Stored dataset items:
-- -- --
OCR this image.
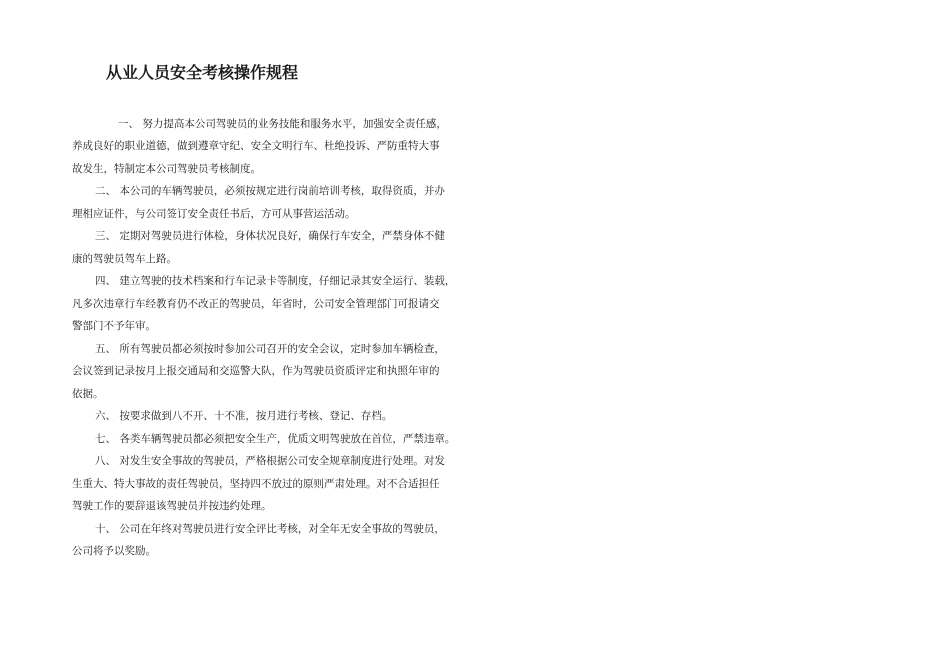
从业人员安全考核操作规程
一、 努力提高本公司驾驶员的业务技能和服务水平，加强安全责任感，
养成良好的职业道德，做到遵章守纪、安全文明行车、杜绝投诉、严防重特大事
故发生，特制定本公司驾驶员考核制度。
二、 本公司的车辆驾驶员，必须按规定进行岗前培训考核，取得资质，并办
理相应证件，与公司签订安全责任书后，方可从事营运活动。
三、 定期对驾驶员进行体检，身体状况良好，确保行车安全，严禁身体不健
康的驾驶员驾车上路。
四、 建立驾驶的技术档案和行车记录卡等制度，仔细记录其安全运行、装载，
凡多次违章行车经教育仍不改正的驾驶员，年省时，公司安全管理部门可报请交
警部门不予年审。
五、 所有驾驶员都必须按时参加公司召开的安全会议，定时参加车辆检查，
会议签到记录按月上报交通局和交巡警大队，作为驾驶员资质评定和执照年审的
依据。
六、 按要求做到八不开、十不准，按月进行考核、登记、存档。
七、 各类车辆驾驶员都必须把安全生产，优质文明驾驶放在首位，严禁违章。
八、 对发生安全事故的驾驶员，严格根据公司安全规章制度进行处理。对发
生重大、特大事故的责任驾驶员，坚持四不放过的原则严肃处理。对不合适担任
驾驶工作的要辞退该驾驶员并按违约处理。
十、 公司在年终对驾驶员进行安全评比考核，对全年无安全事故的驾驶员，
公司将予以奖励。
-- -- --
> [Aim of the exercise] Would you set down the listing exactly, omitting pictures?

> [Response to this task]
OCR this image.
从业人员安全考核操作规程
一、 努力提高本公司驾驶员的业务技能和服务水平，加强安全责任感，
养成良好的职业道德，做到遵章守纪、安全文明行车、杜绝投诉、严防重特大事
故发生，特制定本公司驾驶员考核制度。
二、 本公司的车辆驾驶员，必须按规定进行岗前培训考核，取得资质，并办
理相应证件，与公司签订安全责任书后，方可从事营运活动。
三、 定期对驾驶员进行体检，身体状况良好，确保行车安全，严禁身体不健
康的驾驶员驾车上路。
四、 建立驾驶的技术档案和行车记录卡等制度，仔细记录其安全运行、装载，
凡多次违章行车经教育仍不改正的驾驶员，年省时，公司安全管理部门可报请交
警部门不予年审。
五、 所有驾驶员都必须按时参加公司召开的安全会议，定时参加车辆检查，
会议签到记录按月上报交通局和交巡警大队，作为驾驶员资质评定和执照年审的
依据。
六、 按要求做到八不开、十不准，按月进行考核、登记、存档。
七、 各类车辆驾驶员都必须把安全生产，优质文明驾驶放在首位，严禁违章。
八、 对发生安全事故的驾驶员，严格根据公司安全规章制度进行处理。对发
生重大、特大事故的责任驾驶员，坚持四不放过的原则严肃处理。对不合适担任
驾驶工作的要辞退该驾驶员并按违约处理。
十、 公司在年终对驾驶员进行安全评比考核，对全年无安全事故的驾驶员，
公司将予以奖励。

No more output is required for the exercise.